▸ Exercise objective
Write out the data again exactly, skipping every picture.

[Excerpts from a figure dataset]

- - -

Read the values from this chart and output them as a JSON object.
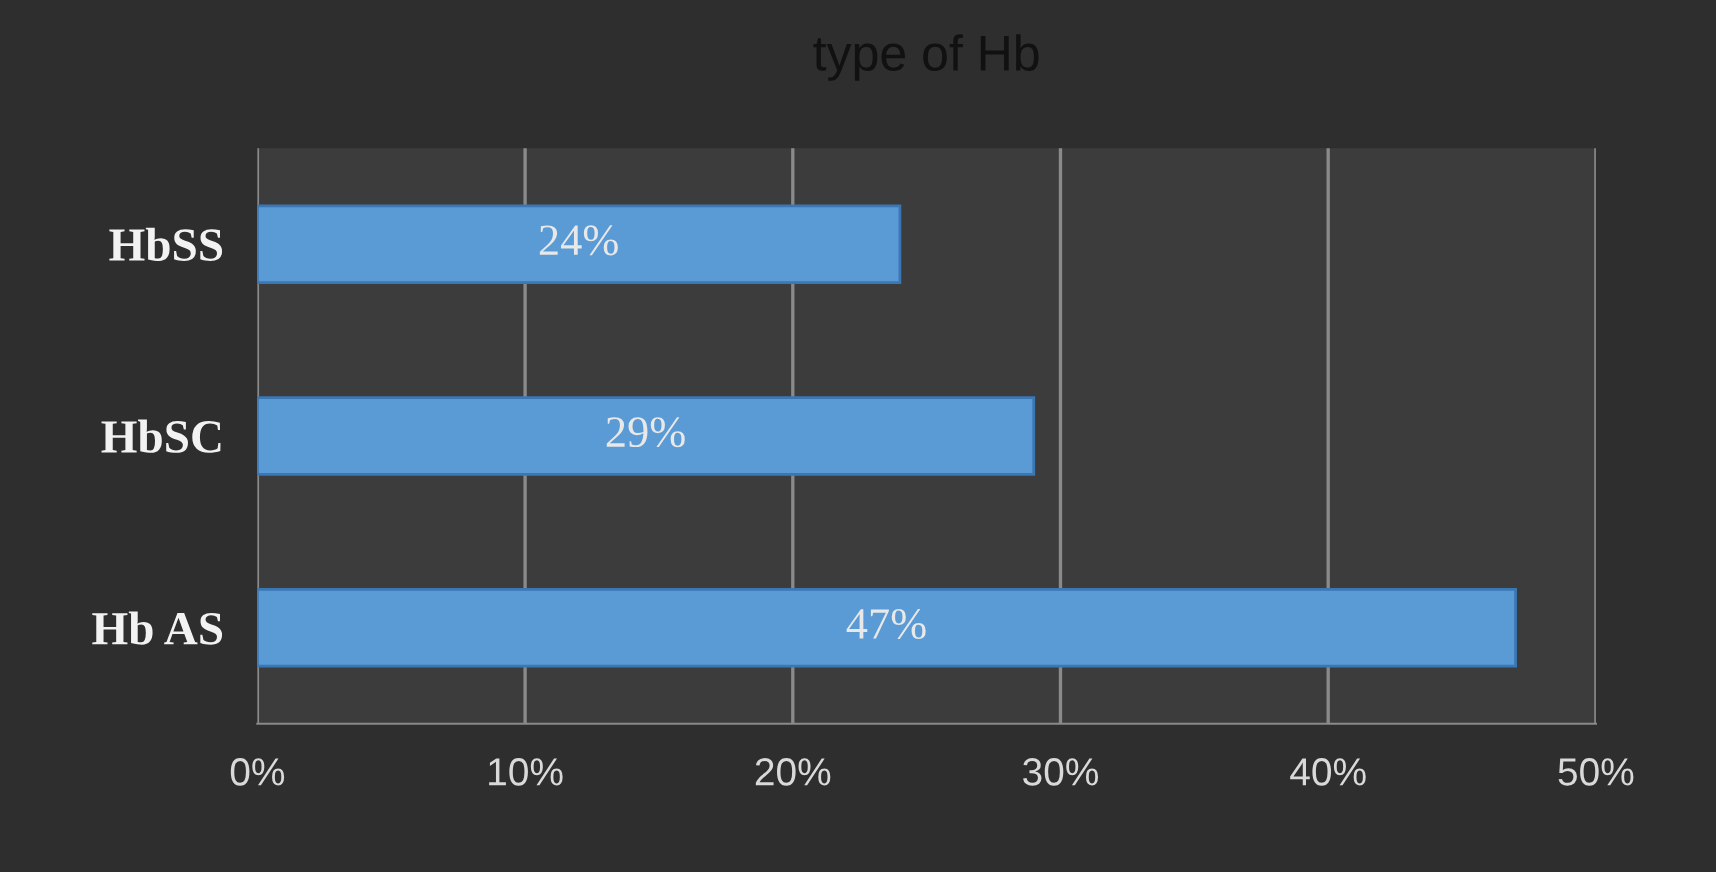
{
  "chart_data": {
    "type": "bar",
    "orientation": "horizontal",
    "title": "type of Hb",
    "categories": [
      "HbSS",
      "HbSC",
      "Hb AS"
    ],
    "values": [
      24,
      29,
      47
    ],
    "color": "#5b9bd5",
    "value_labels": [
      "24%",
      "29%",
      "47%"
    ],
    "xlim": [
      0,
      50
    ],
    "xticks": [
      {
        "value": 0,
        "label": "0%"
      },
      {
        "value": 10,
        "label": "10%"
      },
      {
        "value": 20,
        "label": "20%"
      },
      {
        "value": 30,
        "label": "30%"
      },
      {
        "value": 40,
        "label": "40%"
      },
      {
        "value": 50,
        "label": "50%"
      }
    ],
    "grid": "x"
  }
}
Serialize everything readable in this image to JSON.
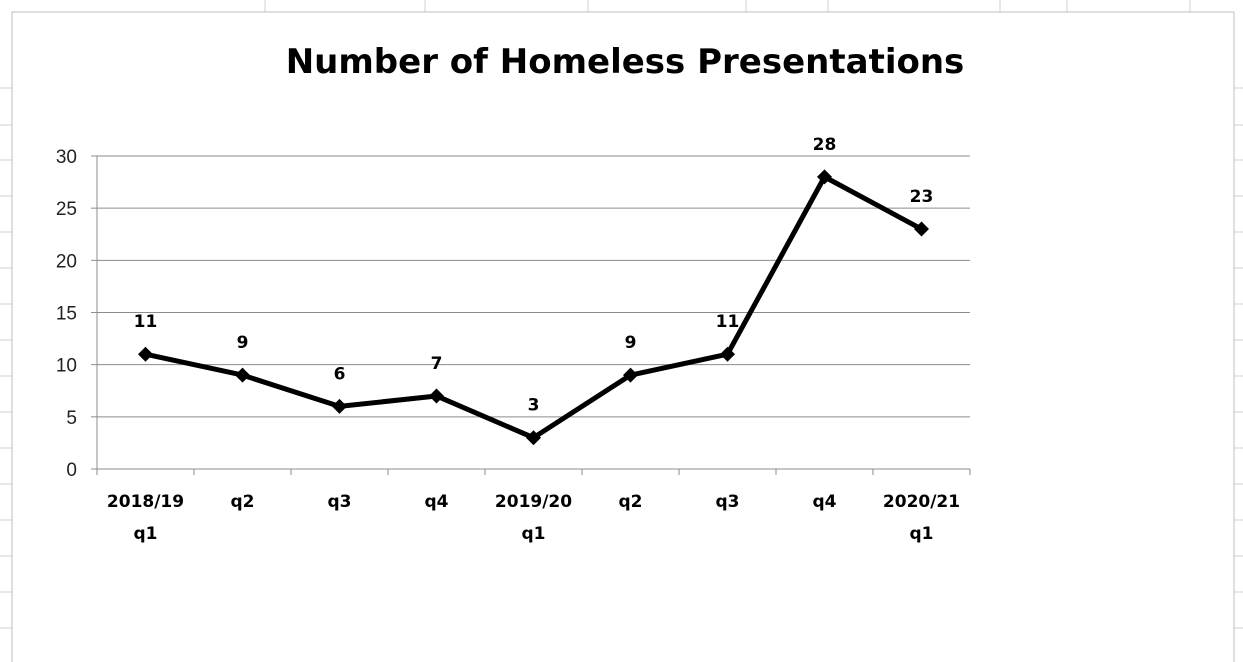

- - -

▸ Exercise response
Read the values from this chart and output them as a JSON object.
{
  "chart_data": {
    "type": "bar",
    "orientation": "horizontal",
    "title": "type of Hb",
    "categories": [
      "HbSS",
      "HbSC",
      "Hb AS"
    ],
    "values": [
      24,
      29,
      47
    ],
    "color": "#5b9bd5",
    "value_labels": [
      "24%",
      "29%",
      "47%"
    ],
    "xlim": [
      0,
      50
    ],
    "xticks": [
      {
        "value": 0,
        "label": "0%"
      },
      {
        "value": 10,
        "label": "10%"
      },
      {
        "value": 20,
        "label": "20%"
      },
      {
        "value": 30,
        "label": "30%"
      },
      {
        "value": 40,
        "label": "40%"
      },
      {
        "value": 50,
        "label": "50%"
      }
    ],
    "grid": "x"
  }
}
Serialize everything readable in this image to JSON.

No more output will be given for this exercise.